◆ ACTIVITY: In the entries below, find each line with the word "erheben" and pull it out.

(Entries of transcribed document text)
== Segment start ==
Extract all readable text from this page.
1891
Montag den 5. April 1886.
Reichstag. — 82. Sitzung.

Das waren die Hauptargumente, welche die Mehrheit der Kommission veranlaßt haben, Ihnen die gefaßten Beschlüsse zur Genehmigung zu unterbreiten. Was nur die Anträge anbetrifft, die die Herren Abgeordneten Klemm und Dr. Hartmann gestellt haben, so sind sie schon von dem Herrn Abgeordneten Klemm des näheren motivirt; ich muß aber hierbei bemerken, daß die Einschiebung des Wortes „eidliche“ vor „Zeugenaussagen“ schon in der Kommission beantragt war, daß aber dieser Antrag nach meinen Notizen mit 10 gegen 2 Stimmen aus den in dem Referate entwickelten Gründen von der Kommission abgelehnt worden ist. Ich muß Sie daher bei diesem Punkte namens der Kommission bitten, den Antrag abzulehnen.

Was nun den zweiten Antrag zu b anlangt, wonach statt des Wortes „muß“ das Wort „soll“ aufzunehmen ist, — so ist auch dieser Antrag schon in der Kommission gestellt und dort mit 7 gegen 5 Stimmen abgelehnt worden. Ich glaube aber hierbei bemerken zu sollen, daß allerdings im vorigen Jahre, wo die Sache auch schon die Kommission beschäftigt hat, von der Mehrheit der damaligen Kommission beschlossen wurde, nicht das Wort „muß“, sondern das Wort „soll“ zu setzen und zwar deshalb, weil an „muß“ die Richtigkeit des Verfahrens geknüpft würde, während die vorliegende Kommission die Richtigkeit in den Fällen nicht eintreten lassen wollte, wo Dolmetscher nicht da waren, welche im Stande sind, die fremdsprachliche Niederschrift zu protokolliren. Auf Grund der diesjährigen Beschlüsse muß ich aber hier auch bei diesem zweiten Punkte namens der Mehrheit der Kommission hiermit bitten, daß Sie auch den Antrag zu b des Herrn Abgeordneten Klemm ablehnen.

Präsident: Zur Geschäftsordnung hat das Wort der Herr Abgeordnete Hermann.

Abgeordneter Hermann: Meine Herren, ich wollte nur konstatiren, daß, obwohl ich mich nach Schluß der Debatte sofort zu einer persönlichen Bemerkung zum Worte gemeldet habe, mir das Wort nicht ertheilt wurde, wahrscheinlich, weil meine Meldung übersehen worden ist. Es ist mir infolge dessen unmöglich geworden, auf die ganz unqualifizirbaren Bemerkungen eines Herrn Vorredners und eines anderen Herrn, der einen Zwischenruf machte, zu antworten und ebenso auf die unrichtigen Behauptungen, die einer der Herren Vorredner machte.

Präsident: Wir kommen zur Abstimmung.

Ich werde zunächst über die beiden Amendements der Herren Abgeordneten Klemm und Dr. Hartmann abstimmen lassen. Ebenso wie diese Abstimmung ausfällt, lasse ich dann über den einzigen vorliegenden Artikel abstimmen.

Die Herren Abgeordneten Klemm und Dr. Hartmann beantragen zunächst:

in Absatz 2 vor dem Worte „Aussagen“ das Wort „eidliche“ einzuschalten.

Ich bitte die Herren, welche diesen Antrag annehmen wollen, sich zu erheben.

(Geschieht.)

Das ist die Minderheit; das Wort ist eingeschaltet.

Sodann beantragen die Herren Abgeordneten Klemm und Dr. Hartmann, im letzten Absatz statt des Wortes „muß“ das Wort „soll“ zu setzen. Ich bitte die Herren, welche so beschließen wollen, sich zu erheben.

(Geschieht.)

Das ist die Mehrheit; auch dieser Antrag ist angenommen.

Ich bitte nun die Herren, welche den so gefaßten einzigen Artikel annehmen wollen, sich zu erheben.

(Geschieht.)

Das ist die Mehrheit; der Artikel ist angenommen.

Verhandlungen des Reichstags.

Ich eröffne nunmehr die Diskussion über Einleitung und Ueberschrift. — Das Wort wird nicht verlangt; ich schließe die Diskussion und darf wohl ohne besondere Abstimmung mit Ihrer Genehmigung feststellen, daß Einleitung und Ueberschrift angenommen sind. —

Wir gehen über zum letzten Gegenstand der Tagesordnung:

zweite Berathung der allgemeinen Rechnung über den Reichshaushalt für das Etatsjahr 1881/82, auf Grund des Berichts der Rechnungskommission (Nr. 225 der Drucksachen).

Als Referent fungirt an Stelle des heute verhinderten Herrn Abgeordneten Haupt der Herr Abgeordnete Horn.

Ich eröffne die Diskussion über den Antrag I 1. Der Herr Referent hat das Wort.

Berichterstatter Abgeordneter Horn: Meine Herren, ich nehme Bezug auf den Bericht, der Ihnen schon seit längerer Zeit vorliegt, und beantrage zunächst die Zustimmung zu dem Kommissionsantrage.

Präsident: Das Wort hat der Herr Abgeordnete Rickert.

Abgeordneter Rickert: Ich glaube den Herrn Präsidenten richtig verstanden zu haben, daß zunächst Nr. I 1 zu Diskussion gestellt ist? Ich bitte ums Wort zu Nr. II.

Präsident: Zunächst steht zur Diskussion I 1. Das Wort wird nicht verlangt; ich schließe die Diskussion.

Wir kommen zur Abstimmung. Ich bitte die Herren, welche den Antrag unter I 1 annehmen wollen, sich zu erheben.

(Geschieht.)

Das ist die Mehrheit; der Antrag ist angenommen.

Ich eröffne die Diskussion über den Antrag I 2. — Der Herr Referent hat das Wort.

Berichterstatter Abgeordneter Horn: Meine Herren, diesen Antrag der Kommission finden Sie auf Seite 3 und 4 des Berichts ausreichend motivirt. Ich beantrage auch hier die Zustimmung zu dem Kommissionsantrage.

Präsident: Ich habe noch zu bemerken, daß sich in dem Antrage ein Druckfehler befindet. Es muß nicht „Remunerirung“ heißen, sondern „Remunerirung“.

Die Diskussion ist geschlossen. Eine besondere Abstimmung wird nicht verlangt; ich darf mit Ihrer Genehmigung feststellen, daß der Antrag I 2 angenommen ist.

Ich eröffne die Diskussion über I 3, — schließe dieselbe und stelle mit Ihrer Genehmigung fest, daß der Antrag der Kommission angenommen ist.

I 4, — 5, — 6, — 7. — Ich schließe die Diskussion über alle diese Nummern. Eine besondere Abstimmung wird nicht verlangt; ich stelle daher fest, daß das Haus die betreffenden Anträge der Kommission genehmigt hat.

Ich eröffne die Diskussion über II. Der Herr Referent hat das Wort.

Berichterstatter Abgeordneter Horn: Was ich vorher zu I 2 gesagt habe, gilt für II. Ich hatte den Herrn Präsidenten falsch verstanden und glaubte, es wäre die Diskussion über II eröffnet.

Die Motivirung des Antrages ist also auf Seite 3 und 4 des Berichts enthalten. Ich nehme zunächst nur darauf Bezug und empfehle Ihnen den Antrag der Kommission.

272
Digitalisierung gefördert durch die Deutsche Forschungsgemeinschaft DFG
== Segment end ==
◆ FINAL ANSWER:
Ich bitte die Herren, welche diesen Antrag annehmen wollen, sich zu erheben.
Sodann beantragen die Herren Abgeordneten Klemm und Dr. Hartmann, im letzten Absatz statt des Wortes „muß“ das Wort „soll“ zu setzen. Ich bitte die Herren, welche so beschließen wollen, sich zu erheben.
Ich bitte nun die Herren, welche den so gefaßten einzigen Artikel annehmen wollen, sich zu erheben.
Wir kommen zur Abstimmung. Ich bitte die Herren, welche den Antrag unter I 1 annehmen wollen, sich zu erheben.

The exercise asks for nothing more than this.